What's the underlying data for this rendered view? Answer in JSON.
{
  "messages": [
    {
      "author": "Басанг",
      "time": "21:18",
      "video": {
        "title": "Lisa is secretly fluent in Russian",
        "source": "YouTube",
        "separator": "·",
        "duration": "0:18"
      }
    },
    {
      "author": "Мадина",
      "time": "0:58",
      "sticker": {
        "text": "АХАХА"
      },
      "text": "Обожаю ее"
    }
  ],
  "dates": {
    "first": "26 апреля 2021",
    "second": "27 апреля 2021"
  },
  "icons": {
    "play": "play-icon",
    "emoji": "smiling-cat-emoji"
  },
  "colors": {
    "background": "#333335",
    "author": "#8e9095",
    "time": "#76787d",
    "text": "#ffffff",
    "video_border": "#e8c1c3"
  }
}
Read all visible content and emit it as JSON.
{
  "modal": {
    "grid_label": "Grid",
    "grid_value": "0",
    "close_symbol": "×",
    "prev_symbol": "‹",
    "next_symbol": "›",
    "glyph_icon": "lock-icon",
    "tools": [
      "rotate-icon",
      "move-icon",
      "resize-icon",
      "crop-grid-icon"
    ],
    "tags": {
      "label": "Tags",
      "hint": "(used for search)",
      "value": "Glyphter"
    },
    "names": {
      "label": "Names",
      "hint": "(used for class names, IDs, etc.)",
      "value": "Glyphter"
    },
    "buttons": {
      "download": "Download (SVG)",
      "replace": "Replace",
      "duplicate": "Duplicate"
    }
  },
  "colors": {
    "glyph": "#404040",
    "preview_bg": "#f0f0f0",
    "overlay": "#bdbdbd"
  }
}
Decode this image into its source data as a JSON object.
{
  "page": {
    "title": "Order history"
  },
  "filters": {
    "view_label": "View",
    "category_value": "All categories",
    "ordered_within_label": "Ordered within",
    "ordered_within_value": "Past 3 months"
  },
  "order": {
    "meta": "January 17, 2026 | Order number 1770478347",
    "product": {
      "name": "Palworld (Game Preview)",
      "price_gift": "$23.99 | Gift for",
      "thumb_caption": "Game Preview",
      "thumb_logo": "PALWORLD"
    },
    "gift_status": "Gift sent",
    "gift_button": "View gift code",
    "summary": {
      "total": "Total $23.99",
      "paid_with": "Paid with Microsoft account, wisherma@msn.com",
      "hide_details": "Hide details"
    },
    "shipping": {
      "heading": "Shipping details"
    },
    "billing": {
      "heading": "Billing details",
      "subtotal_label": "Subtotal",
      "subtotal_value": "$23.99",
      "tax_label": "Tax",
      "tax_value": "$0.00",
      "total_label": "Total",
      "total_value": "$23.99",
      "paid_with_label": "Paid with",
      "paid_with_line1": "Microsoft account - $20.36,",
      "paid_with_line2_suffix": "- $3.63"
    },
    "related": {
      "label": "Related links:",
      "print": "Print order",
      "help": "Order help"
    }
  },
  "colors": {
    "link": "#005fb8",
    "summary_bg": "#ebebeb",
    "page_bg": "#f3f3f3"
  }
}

....

Give again only the lines of the material above that run from the one with "Decode this image" through the end, both included, exactly as they appear.

▶ _The answer_
Decode this image into its source data as a JSON object.
{
  "page": {
    "title": "Order history"
  },
  "filters": {
    "view_label": "View",
    "category_value": "All categories",
    "ordered_within_label": "Ordered within",
    "ordered_within_value": "Past 3 months"
  },
  "order": {
    "meta": "January 17, 2026 | Order number 1770478347",
    "product": {
      "name": "Palworld (Game Preview)",
      "price_gift": "$23.99 | Gift for",
      "thumb_caption": "Game Preview",
      "thumb_logo": "PALWORLD"
    },
    "gift_status": "Gift sent",
    "gift_button": "View gift code",
    "summary": {
      "total": "Total $23.99",
      "paid_with": "Paid with Microsoft account, wisherma@msn.com",
      "hide_details": "Hide details"
    },
    "shipping": {
      "heading": "Shipping details"
    },
    "billing": {
      "heading": "Billing details",
      "subtotal_label": "Subtotal",
      "subtotal_value": "$23.99",
      "tax_label": "Tax",
      "tax_value": "$0.00",
      "total_label": "Total",
      "total_value": "$23.99",
      "paid_with_label": "Paid with",
      "paid_with_line1": "Microsoft account - $20.36,",
      "paid_with_line2_suffix": "- $3.63"
    },
    "related": {
      "label": "Related links:",
      "print": "Print order",
      "help": "Order help"
    }
  },
  "colors": {
    "link": "#005fb8",
    "summary_bg": "#ebebeb",
    "page_bg": "#f3f3f3"
  }
}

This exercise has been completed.